#### Structured figure records:
========================

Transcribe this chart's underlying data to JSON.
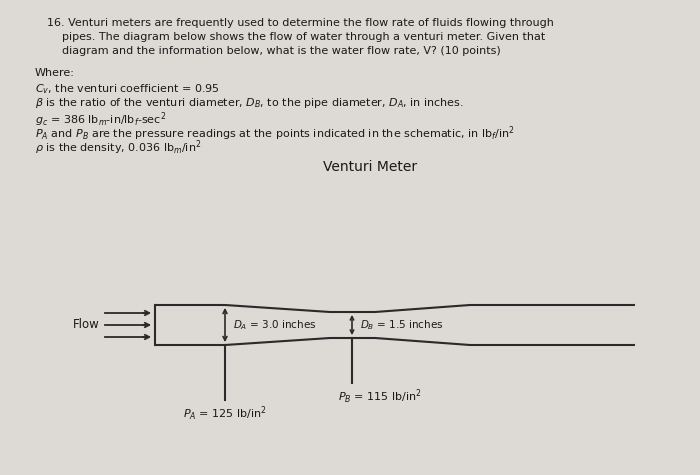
{
  "bg_color": "#ddd9d5",
  "text_color": "#1a1a1a",
  "pipe_color": "#2a2a2a",
  "q_line1": "16. Venturi meters are frequently used to determine the flow rate of fluids flowing through",
  "q_line2": "     pipes. The diagram below shows the flow of water through a venturi meter. Given that",
  "q_line3": "     diagram and the information below, what is the water flow rate, V? (10 points)",
  "where_line": "Where:",
  "cv_line": "C_v, the venturi coefficient = 0.95",
  "beta_line": "is the ratio of the venturi diameter, D_B, to the pipe diameter, D_A, in inches.",
  "gc_line": " = 386 lb_m-in/lb_f-sec^2",
  "p_line": "P_A and P_B are the pressure readings at the points indicated in the schematic, in lb_f/in^2",
  "rho_line": " is the density, 0.036 lb_m/in^2",
  "diagram_title": "Venturi Meter",
  "flow_label": "Flow",
  "DA_label": "D_A = 3.0 inches",
  "DB_label": "D_B = 1.5 inches",
  "PA_label": "P_A = 125 lb/in",
  "PB_label": "P_B = 115 lb/in",
  "font_size_text": 8.0,
  "font_size_diagram": 7.5
}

========================

#### Exercise:
Without the pictures, restate all of the entries above verbatim.

#### Result for this exercise:
Transcribe this chart's underlying data to JSON.
{
  "bg_color": "#ddd9d5",
  "text_color": "#1a1a1a",
  "pipe_color": "#2a2a2a",
  "q_line1": "16. Venturi meters are frequently used to determine the flow rate of fluids flowing through",
  "q_line2": "     pipes. The diagram below shows the flow of water through a venturi meter. Given that",
  "q_line3": "     diagram and the information below, what is the water flow rate, V? (10 points)",
  "where_line": "Where:",
  "cv_line": "C_v, the venturi coefficient = 0.95",
  "beta_line": "is the ratio of the venturi diameter, D_B, to the pipe diameter, D_A, in inches.",
  "gc_line": " = 386 lb_m-in/lb_f-sec^2",
  "p_line": "P_A and P_B are the pressure readings at the points indicated in the schematic, in lb_f/in^2",
  "rho_line": " is the density, 0.036 lb_m/in^2",
  "diagram_title": "Venturi Meter",
  "flow_label": "Flow",
  "DA_label": "D_A = 3.0 inches",
  "DB_label": "D_B = 1.5 inches",
  "PA_label": "P_A = 125 lb/in",
  "PB_label": "P_B = 115 lb/in",
  "font_size_text": 8.0,
  "font_size_diagram": 7.5
}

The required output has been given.